↓↓↓

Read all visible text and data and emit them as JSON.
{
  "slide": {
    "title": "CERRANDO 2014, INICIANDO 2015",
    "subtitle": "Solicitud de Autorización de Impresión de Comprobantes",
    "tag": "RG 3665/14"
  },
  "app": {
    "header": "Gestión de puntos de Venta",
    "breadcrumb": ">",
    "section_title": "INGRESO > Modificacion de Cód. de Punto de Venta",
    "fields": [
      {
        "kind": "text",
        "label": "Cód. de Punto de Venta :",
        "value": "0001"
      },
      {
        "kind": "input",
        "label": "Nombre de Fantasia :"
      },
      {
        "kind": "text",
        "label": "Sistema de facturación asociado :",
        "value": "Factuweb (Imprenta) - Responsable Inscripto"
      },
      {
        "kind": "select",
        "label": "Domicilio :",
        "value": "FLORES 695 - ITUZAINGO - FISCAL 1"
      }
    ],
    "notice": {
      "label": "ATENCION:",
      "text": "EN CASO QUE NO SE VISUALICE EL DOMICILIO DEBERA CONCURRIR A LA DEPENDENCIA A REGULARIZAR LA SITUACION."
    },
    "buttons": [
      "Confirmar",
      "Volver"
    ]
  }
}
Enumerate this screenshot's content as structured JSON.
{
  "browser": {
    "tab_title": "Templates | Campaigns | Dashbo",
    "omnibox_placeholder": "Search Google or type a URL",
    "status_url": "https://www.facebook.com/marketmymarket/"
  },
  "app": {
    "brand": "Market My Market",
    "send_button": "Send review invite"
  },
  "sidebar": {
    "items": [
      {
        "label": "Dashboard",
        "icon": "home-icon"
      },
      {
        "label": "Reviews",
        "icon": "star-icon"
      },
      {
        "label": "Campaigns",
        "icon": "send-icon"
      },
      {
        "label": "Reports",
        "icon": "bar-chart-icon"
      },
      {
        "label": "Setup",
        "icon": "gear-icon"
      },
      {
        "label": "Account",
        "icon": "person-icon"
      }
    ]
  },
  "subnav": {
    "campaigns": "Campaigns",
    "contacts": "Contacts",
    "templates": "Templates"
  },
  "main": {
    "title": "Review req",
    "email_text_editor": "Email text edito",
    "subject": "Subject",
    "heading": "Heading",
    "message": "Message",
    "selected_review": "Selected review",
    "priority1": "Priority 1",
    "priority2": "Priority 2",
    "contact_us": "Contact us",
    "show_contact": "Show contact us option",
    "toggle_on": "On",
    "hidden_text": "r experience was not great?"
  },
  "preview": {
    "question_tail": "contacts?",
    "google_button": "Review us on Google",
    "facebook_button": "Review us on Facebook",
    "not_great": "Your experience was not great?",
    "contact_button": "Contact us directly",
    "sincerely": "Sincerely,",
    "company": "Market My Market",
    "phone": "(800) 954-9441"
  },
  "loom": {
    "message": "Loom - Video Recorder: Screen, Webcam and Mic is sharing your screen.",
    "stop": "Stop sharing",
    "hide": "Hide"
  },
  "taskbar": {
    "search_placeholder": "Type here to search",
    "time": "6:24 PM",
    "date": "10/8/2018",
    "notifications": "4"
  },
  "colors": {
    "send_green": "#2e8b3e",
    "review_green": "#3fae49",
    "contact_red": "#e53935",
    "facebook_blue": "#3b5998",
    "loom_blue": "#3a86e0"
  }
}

↑↑↑

§ Aim: Filter for "Priority". Return all lines that hold it.

§ Solution:
    "priority1": "Priority 1",
    "priority2": "Priority 2",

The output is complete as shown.